**Do this**
Transcribe each entry below exactly. Pictures do not go in the copy.

**Provided records**
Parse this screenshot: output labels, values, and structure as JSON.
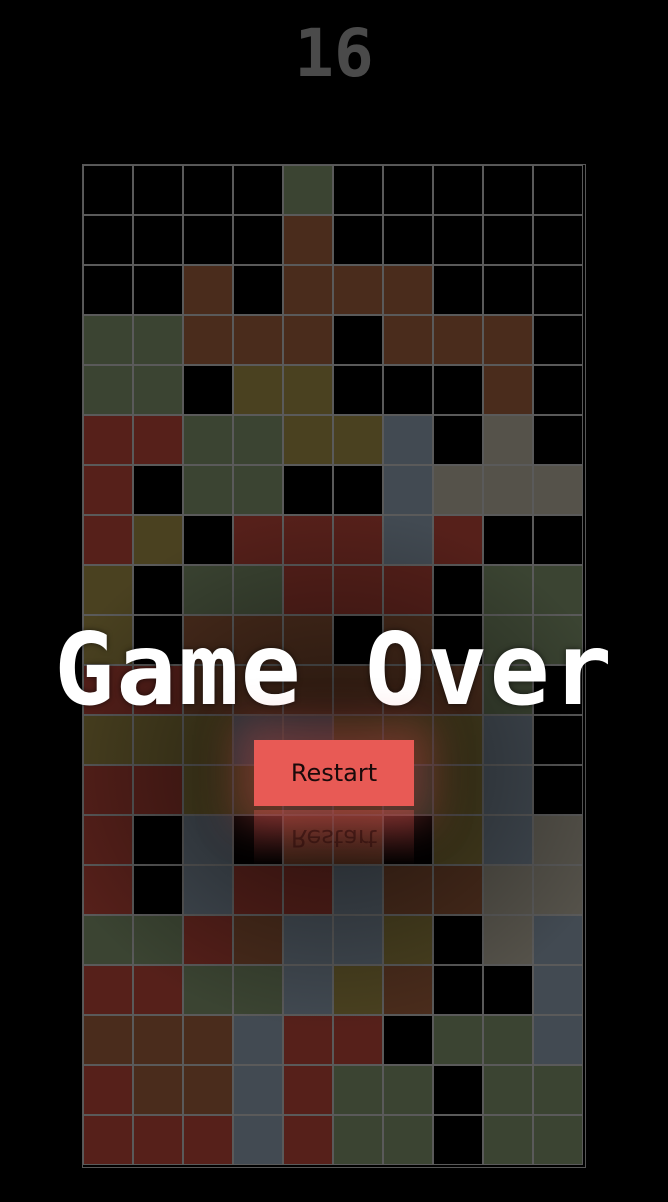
{
  "score": "16",
  "game_over_text": "Game Over",
  "restart_label": "Restart",
  "colors": {
    "empty": "#000000",
    "green": "#3b4432",
    "brown": "#4a2c1c",
    "red": "#56201a",
    "olive": "#4a4120",
    "slate": "#424a52",
    "gray": "#55524a",
    "button": "#e85a55"
  },
  "board": [
    [
      "e",
      "e",
      "e",
      "e",
      "g",
      "e",
      "e",
      "e",
      "e",
      "e"
    ],
    [
      "e",
      "e",
      "e",
      "e",
      "b",
      "e",
      "e",
      "e",
      "e",
      "e"
    ],
    [
      "e",
      "e",
      "b",
      "e",
      "b",
      "b",
      "b",
      "e",
      "e",
      "e"
    ],
    [
      "g",
      "g",
      "b",
      "b",
      "b",
      "e",
      "b",
      "b",
      "b",
      "e"
    ],
    [
      "g",
      "g",
      "e",
      "o",
      "o",
      "e",
      "e",
      "e",
      "b",
      "e"
    ],
    [
      "r",
      "r",
      "g",
      "g",
      "o",
      "o",
      "s",
      "e",
      "y",
      "e"
    ],
    [
      "r",
      "e",
      "g",
      "g",
      "e",
      "e",
      "s",
      "y",
      "y",
      "y"
    ],
    [
      "r",
      "o",
      "e",
      "r",
      "r",
      "r",
      "s",
      "r",
      "e",
      "e"
    ],
    [
      "o",
      "e",
      "g",
      "g",
      "r",
      "r",
      "r",
      "e",
      "g",
      "g"
    ],
    [
      "o",
      "e",
      "b",
      "b",
      "b",
      "e",
      "b",
      "e",
      "g",
      "g"
    ],
    [
      "r",
      "r",
      "b",
      "b",
      "b",
      "b",
      "b",
      "b",
      "g",
      "e"
    ],
    [
      "o",
      "o",
      "o",
      "s",
      "s",
      "o",
      "o",
      "o",
      "s",
      "e"
    ],
    [
      "r",
      "r",
      "o",
      "o",
      "g",
      "o",
      "g",
      "o",
      "s",
      "e"
    ],
    [
      "r",
      "e",
      "s",
      "e",
      "b",
      "b",
      "e",
      "o",
      "s",
      "y"
    ],
    [
      "r",
      "e",
      "s",
      "r",
      "r",
      "s",
      "b",
      "b",
      "y",
      "y"
    ],
    [
      "g",
      "g",
      "r",
      "b",
      "s",
      "s",
      "o",
      "e",
      "y",
      "s"
    ],
    [
      "r",
      "r",
      "g",
      "g",
      "s",
      "o",
      "b",
      "e",
      "e",
      "s"
    ],
    [
      "b",
      "b",
      "b",
      "s",
      "r",
      "r",
      "e",
      "g",
      "g",
      "s"
    ],
    [
      "r",
      "b",
      "b",
      "s",
      "r",
      "g",
      "g",
      "e",
      "g",
      "g"
    ],
    [
      "r",
      "r",
      "r",
      "s",
      "r",
      "g",
      "g",
      "e",
      "g",
      "g"
    ]
  ]
}
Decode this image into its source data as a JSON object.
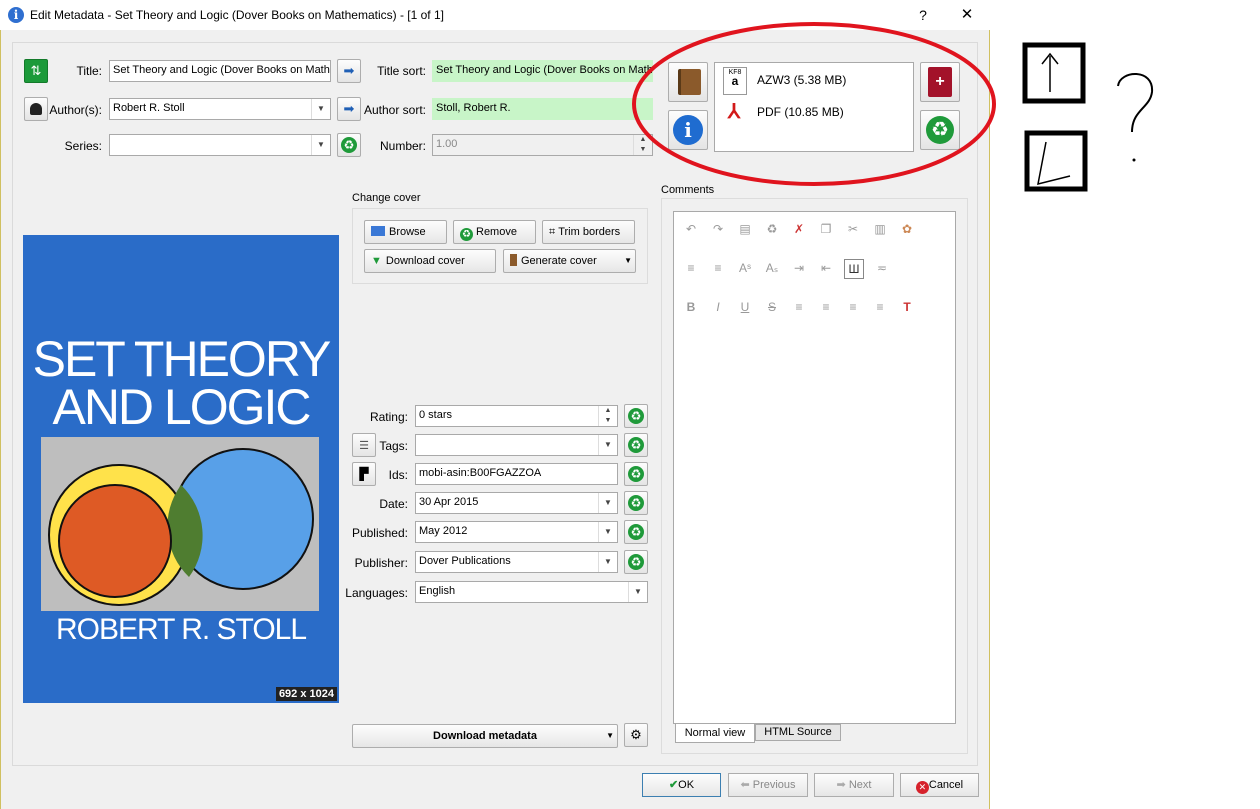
{
  "window": {
    "title": "Edit Metadata - Set Theory and Logic (Dover Books on Mathematics) -  [1 of 1]",
    "help_label": "?",
    "close_label": "✕"
  },
  "fields": {
    "title_label": "Title:",
    "title_value": "Set Theory and Logic (Dover Books on Mathematics)",
    "title_sort_label": "Title sort:",
    "title_sort_value": "Set Theory and Logic (Dover Books on Mathematics)",
    "authors_label": "Author(s):",
    "authors_value": "Robert R. Stoll",
    "author_sort_label": "Author sort:",
    "author_sort_value": "Stoll, Robert R.",
    "series_label": "Series:",
    "series_value": "",
    "number_label": "Number:",
    "number_value": "1.00"
  },
  "formats": [
    {
      "name": "AZW3 (5.38 MB)",
      "icon": "kf8-amazon-icon"
    },
    {
      "name": "PDF (10.85 MB)",
      "icon": "pdf-icon"
    }
  ],
  "cover": {
    "title_line1": "SET THEORY",
    "title_line2": "AND LOGIC",
    "author": "ROBERT R. STOLL",
    "dimensions": "692 x 1024"
  },
  "change_cover": {
    "label": "Change cover",
    "browse": "Browse",
    "remove": "Remove",
    "trim": "Trim borders",
    "download": "Download cover",
    "generate": "Generate cover"
  },
  "meta": {
    "rating_label": "Rating:",
    "rating_value": "0 stars",
    "tags_label": "Tags:",
    "tags_value": "",
    "ids_label": "Ids:",
    "ids_value": "mobi-asin:B00FGAZZOA",
    "date_label": "Date:",
    "date_value": "30 Apr 2015",
    "published_label": "Published:",
    "published_value": "May 2012",
    "publisher_label": "Publisher:",
    "publisher_value": "Dover Publications",
    "languages_label": "Languages:",
    "languages_value": "English"
  },
  "comments": {
    "label": "Comments",
    "tab_normal": "Normal view",
    "tab_html": "HTML Source"
  },
  "download_metadata": "Download metadata",
  "footer": {
    "ok": "OK",
    "previous": "Previous",
    "next": "Next",
    "cancel": "Cancel"
  },
  "annotation": {
    "question": "?"
  },
  "colors": {
    "accent_green": "#c8f5c8",
    "cover_blue": "#2a6cc8",
    "annotation_red": "#e0141e"
  }
}
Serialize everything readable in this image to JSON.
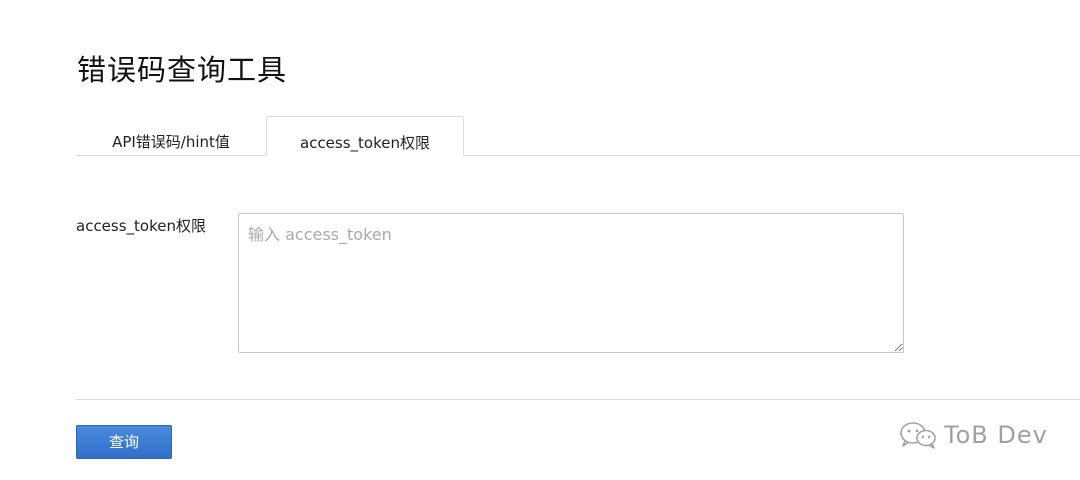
{
  "page": {
    "title": "错误码查询工具"
  },
  "tabs": [
    {
      "label": "API错误码/hint值",
      "active": false
    },
    {
      "label": "access_token权限",
      "active": true
    }
  ],
  "form": {
    "field_label": "access_token权限",
    "textarea_value": "",
    "textarea_placeholder": "输入 access_token",
    "submit_label": "查询"
  },
  "watermark": {
    "icon": "wechat-icon",
    "text": "ToB Dev"
  },
  "colors": {
    "button_bg": "#3a7bd5",
    "border": "#dcdcdc",
    "placeholder": "#a9a9a9"
  }
}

**Task solution**
Parse this screenshot: output labels, values, and structure as JSON.
{
  "score": "16",
  "game_over_text": "Game Over",
  "restart_label": "Restart",
  "colors": {
    "empty": "#000000",
    "green": "#3b4432",
    "brown": "#4a2c1c",
    "red": "#56201a",
    "olive": "#4a4120",
    "slate": "#424a52",
    "gray": "#55524a",
    "button": "#e85a55"
  },
  "board": [
    [
      "e",
      "e",
      "e",
      "e",
      "g",
      "e",
      "e",
      "e",
      "e",
      "e"
    ],
    [
      "e",
      "e",
      "e",
      "e",
      "b",
      "e",
      "e",
      "e",
      "e",
      "e"
    ],
    [
      "e",
      "e",
      "b",
      "e",
      "b",
      "b",
      "b",
      "e",
      "e",
      "e"
    ],
    [
      "g",
      "g",
      "b",
      "b",
      "b",
      "e",
      "b",
      "b",
      "b",
      "e"
    ],
    [
      "g",
      "g",
      "e",
      "o",
      "o",
      "e",
      "e",
      "e",
      "b",
      "e"
    ],
    [
      "r",
      "r",
      "g",
      "g",
      "o",
      "o",
      "s",
      "e",
      "y",
      "e"
    ],
    [
      "r",
      "e",
      "g",
      "g",
      "e",
      "e",
      "s",
      "y",
      "y",
      "y"
    ],
    [
      "r",
      "o",
      "e",
      "r",
      "r",
      "r",
      "s",
      "r",
      "e",
      "e"
    ],
    [
      "o",
      "e",
      "g",
      "g",
      "r",
      "r",
      "r",
      "e",
      "g",
      "g"
    ],
    [
      "o",
      "e",
      "b",
      "b",
      "b",
      "e",
      "b",
      "e",
      "g",
      "g"
    ],
    [
      "r",
      "r",
      "b",
      "b",
      "b",
      "b",
      "b",
      "b",
      "g",
      "e"
    ],
    [
      "o",
      "o",
      "o",
      "s",
      "s",
      "o",
      "o",
      "o",
      "s",
      "e"
    ],
    [
      "r",
      "r",
      "o",
      "o",
      "g",
      "o",
      "g",
      "o",
      "s",
      "e"
    ],
    [
      "r",
      "e",
      "s",
      "e",
      "b",
      "b",
      "e",
      "o",
      "s",
      "y"
    ],
    [
      "r",
      "e",
      "s",
      "r",
      "r",
      "s",
      "b",
      "b",
      "y",
      "y"
    ],
    [
      "g",
      "g",
      "r",
      "b",
      "s",
      "s",
      "o",
      "e",
      "y",
      "s"
    ],
    [
      "r",
      "r",
      "g",
      "g",
      "s",
      "o",
      "b",
      "e",
      "e",
      "s"
    ],
    [
      "b",
      "b",
      "b",
      "s",
      "r",
      "r",
      "e",
      "g",
      "g",
      "s"
    ],
    [
      "r",
      "b",
      "b",
      "s",
      "r",
      "g",
      "g",
      "e",
      "g",
      "g"
    ],
    [
      "r",
      "r",
      "r",
      "s",
      "r",
      "g",
      "g",
      "e",
      "g",
      "g"
    ]
  ]
}
Decode this image into its source data as a JSON object.
{
  "window": {
    "title": "Edit Metadata - Set Theory and Logic (Dover Books on Mathematics) -  [1 of 1]",
    "help_label": "?",
    "close_label": "✕"
  },
  "fields": {
    "title_label": "Title:",
    "title_value": "Set Theory and Logic (Dover Books on Mathematics)",
    "title_sort_label": "Title sort:",
    "title_sort_value": "Set Theory and Logic (Dover Books on Mathematics)",
    "authors_label": "Author(s):",
    "authors_value": "Robert R. Stoll",
    "author_sort_label": "Author sort:",
    "author_sort_value": "Stoll, Robert R.",
    "series_label": "Series:",
    "series_value": "",
    "number_label": "Number:",
    "number_value": "1.00"
  },
  "formats": [
    {
      "name": "AZW3 (5.38 MB)",
      "icon": "kf8-amazon-icon"
    },
    {
      "name": "PDF (10.85 MB)",
      "icon": "pdf-icon"
    }
  ],
  "cover": {
    "title_line1": "SET THEORY",
    "title_line2": "AND LOGIC",
    "author": "ROBERT R. STOLL",
    "dimensions": "692 x 1024"
  },
  "change_cover": {
    "label": "Change cover",
    "browse": "Browse",
    "remove": "Remove",
    "trim": "Trim borders",
    "download": "Download cover",
    "generate": "Generate cover"
  },
  "meta": {
    "rating_label": "Rating:",
    "rating_value": "0 stars",
    "tags_label": "Tags:",
    "tags_value": "",
    "ids_label": "Ids:",
    "ids_value": "mobi-asin:B00FGAZZOA",
    "date_label": "Date:",
    "date_value": "30 Apr 2015",
    "published_label": "Published:",
    "published_value": "May 2012",
    "publisher_label": "Publisher:",
    "publisher_value": "Dover Publications",
    "languages_label": "Languages:",
    "languages_value": "English"
  },
  "comments": {
    "label": "Comments",
    "tab_normal": "Normal view",
    "tab_html": "HTML Source"
  },
  "download_metadata": "Download metadata",
  "footer": {
    "ok": "OK",
    "previous": "Previous",
    "next": "Next",
    "cancel": "Cancel"
  },
  "annotation": {
    "question": "?"
  },
  "colors": {
    "accent_green": "#c8f5c8",
    "cover_blue": "#2a6cc8",
    "annotation_red": "#e0141e"
  }
}
Serialize everything readable in this image to JSON.
{
  "page": {
    "title": "错误码查询工具"
  },
  "tabs": [
    {
      "label": "API错误码/hint值",
      "active": false
    },
    {
      "label": "access_token权限",
      "active": true
    }
  ],
  "form": {
    "field_label": "access_token权限",
    "textarea_value": "",
    "textarea_placeholder": "输入 access_token",
    "submit_label": "查询"
  },
  "watermark": {
    "icon": "wechat-icon",
    "text": "ToB Dev"
  },
  "colors": {
    "button_bg": "#3a7bd5",
    "border": "#dcdcdc",
    "placeholder": "#a9a9a9"
  }
}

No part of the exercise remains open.